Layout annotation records

>>>

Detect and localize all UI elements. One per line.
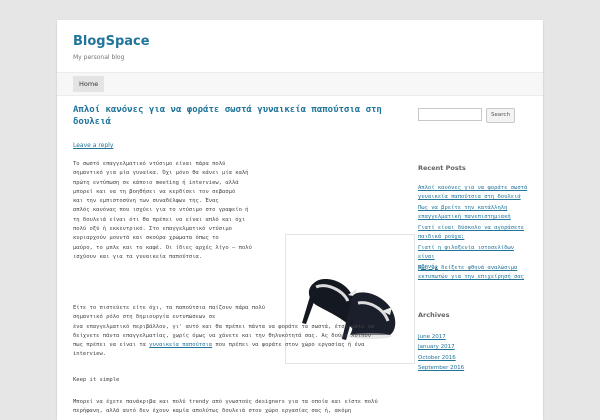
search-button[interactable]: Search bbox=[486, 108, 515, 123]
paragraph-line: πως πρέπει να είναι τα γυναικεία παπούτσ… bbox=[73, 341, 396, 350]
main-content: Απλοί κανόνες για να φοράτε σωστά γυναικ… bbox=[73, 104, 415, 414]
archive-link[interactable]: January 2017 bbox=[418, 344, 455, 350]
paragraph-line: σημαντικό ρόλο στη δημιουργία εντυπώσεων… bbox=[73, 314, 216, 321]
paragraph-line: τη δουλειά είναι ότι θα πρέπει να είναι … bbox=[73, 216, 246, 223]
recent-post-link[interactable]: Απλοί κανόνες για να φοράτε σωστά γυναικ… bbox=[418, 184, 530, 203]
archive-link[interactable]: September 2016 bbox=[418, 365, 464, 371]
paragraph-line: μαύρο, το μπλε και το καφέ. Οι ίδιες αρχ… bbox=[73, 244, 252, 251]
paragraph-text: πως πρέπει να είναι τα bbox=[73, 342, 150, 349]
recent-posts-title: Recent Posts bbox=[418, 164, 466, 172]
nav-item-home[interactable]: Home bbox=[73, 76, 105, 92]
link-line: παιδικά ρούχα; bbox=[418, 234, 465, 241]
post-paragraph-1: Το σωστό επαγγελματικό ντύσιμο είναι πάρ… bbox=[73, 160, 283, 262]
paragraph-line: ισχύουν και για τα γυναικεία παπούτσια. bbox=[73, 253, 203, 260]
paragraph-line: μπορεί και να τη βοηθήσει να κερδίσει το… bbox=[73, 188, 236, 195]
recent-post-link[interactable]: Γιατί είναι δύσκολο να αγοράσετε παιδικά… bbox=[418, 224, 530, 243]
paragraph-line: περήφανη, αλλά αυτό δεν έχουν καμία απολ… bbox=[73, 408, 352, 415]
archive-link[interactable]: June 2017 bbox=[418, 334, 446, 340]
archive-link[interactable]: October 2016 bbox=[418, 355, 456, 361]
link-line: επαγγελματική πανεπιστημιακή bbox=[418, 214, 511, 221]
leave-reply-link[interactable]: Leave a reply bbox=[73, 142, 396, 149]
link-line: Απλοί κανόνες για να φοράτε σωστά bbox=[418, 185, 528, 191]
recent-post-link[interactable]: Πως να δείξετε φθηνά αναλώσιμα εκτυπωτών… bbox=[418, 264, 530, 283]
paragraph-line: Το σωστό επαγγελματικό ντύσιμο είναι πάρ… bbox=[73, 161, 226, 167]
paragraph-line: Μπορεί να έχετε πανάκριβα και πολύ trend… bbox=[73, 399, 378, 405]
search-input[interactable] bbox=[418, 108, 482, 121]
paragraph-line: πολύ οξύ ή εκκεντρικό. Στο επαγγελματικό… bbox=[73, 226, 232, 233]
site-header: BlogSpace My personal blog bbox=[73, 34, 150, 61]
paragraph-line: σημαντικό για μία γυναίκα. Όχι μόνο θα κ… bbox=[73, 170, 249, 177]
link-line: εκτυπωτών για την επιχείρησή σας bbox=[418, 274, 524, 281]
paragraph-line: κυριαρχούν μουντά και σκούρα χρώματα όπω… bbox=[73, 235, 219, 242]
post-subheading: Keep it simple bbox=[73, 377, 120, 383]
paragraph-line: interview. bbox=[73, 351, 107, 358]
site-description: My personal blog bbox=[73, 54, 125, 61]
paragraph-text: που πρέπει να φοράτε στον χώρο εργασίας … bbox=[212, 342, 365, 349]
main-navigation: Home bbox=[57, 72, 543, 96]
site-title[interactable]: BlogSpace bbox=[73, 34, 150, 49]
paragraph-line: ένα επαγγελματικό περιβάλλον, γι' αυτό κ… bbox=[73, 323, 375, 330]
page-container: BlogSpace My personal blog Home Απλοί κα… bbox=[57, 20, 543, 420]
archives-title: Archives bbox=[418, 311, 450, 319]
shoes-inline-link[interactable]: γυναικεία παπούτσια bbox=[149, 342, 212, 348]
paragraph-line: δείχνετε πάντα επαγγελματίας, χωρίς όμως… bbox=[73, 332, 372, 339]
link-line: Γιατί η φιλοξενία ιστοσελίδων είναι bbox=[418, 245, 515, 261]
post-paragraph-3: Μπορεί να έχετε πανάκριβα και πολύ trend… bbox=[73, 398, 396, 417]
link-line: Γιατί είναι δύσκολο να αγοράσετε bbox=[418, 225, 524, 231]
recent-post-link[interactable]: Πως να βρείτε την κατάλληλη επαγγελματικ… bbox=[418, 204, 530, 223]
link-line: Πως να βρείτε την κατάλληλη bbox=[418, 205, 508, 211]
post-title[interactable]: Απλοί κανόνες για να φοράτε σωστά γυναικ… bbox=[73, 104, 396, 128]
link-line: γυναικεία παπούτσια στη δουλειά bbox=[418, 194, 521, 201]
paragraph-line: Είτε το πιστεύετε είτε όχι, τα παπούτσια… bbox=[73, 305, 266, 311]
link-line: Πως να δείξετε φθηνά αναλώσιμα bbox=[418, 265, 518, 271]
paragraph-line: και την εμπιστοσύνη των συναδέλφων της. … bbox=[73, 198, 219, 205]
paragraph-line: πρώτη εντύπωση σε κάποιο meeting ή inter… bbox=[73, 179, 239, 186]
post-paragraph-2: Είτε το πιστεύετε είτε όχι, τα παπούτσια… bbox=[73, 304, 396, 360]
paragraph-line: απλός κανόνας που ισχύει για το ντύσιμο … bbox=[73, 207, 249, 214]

<<<
>>>

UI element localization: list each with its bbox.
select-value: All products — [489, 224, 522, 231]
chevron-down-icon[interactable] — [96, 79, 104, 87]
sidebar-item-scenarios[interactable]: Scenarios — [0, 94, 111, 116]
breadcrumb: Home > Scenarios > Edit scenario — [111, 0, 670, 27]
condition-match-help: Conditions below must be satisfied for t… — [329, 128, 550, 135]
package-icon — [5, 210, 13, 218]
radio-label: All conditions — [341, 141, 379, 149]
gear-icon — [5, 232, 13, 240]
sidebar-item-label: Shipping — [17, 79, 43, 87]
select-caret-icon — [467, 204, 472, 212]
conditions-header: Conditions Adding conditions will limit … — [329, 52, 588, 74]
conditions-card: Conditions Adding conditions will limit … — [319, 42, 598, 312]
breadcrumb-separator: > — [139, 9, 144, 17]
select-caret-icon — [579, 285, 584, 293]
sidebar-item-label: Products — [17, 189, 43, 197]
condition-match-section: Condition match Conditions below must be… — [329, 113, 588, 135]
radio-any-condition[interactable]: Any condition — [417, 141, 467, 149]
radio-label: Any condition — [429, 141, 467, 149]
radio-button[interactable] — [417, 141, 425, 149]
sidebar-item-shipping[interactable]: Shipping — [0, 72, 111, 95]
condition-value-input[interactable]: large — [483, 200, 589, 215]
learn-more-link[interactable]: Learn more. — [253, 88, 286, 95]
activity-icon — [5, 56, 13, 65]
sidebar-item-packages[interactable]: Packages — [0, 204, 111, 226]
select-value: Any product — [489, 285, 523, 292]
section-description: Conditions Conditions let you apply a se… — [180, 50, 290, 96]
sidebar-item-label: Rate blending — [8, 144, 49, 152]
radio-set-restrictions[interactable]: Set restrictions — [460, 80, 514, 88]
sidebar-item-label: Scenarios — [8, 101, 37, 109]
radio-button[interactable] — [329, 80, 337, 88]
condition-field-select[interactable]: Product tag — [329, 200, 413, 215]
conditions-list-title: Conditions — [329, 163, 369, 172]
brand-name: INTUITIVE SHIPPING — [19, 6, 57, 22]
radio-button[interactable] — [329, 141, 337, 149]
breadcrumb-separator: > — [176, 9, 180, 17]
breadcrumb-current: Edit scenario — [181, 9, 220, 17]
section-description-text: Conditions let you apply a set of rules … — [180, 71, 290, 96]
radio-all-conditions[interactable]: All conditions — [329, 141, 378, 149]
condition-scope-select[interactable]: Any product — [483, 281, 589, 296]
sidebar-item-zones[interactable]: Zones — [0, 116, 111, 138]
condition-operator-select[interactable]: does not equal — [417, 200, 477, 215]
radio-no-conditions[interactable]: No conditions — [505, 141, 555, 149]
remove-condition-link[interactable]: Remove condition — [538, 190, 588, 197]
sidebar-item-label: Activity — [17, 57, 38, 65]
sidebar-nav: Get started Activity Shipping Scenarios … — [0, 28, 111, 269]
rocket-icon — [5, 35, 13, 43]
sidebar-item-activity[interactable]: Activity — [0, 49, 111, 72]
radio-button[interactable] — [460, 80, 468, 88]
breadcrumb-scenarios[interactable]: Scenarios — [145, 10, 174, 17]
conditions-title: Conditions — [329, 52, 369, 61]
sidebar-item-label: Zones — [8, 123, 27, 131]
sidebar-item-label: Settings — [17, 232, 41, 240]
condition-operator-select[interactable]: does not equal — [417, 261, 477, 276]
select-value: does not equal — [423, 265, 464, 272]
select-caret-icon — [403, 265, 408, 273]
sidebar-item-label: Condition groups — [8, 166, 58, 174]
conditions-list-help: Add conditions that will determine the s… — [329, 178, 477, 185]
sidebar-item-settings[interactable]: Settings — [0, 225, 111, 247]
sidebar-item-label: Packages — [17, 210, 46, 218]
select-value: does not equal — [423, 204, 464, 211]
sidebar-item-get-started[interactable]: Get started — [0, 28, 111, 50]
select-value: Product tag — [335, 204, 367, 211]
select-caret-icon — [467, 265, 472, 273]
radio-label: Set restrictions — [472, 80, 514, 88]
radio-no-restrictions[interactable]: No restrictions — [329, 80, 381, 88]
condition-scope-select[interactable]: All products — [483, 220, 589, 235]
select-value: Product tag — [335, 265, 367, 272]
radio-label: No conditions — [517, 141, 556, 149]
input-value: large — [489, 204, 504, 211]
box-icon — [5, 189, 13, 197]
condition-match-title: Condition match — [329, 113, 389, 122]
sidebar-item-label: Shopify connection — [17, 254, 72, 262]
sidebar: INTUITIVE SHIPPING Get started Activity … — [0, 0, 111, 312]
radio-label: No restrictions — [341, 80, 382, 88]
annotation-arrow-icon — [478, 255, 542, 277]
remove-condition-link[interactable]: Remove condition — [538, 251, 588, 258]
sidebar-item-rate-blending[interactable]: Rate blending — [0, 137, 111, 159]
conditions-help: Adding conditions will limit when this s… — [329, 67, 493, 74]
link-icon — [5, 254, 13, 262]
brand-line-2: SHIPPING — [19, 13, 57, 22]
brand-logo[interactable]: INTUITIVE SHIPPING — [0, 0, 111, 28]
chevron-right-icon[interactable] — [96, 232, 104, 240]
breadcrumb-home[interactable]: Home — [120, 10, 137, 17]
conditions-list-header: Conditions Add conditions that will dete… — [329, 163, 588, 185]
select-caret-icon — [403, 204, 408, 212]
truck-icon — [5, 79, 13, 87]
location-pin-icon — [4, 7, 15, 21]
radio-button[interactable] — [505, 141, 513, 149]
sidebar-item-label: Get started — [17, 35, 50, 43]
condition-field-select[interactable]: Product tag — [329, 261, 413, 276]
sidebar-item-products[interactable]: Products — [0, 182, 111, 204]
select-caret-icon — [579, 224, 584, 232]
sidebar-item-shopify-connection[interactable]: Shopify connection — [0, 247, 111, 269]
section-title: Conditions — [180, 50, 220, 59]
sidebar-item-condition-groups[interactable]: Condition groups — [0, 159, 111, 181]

<<<

● **Task requirements**: Repeat the lines of the listing above exactly, beginning with the line that contains "UI element localization: list" and continuing down to and including the line that contains "radio-button[interactable] — [417, 141, 425, 149]".

● **Solved problem**:
UI element localization: list each with its bbox.
select-value: All products — [489, 224, 522, 231]
chevron-down-icon[interactable] — [96, 79, 104, 87]
sidebar-item-scenarios[interactable]: Scenarios — [0, 94, 111, 116]
breadcrumb: Home > Scenarios > Edit scenario — [111, 0, 670, 27]
condition-match-help: Conditions below must be satisfied for t… — [329, 128, 550, 135]
package-icon — [5, 210, 13, 218]
radio-label: All conditions — [341, 141, 379, 149]
gear-icon — [5, 232, 13, 240]
sidebar-item-label: Shipping — [17, 79, 43, 87]
select-caret-icon — [467, 204, 472, 212]
conditions-header: Conditions Adding conditions will limit … — [329, 52, 588, 74]
conditions-card: Conditions Adding conditions will limit … — [319, 42, 598, 312]
breadcrumb-separator: > — [139, 9, 144, 17]
select-caret-icon — [579, 285, 584, 293]
sidebar-item-label: Products — [17, 189, 43, 197]
condition-match-section: Condition match Conditions below must be… — [329, 113, 588, 135]
radio-any-condition[interactable]: Any condition — [417, 141, 467, 149]
radio-label: Any condition — [429, 141, 467, 149]
radio-button[interactable] — [417, 141, 425, 149]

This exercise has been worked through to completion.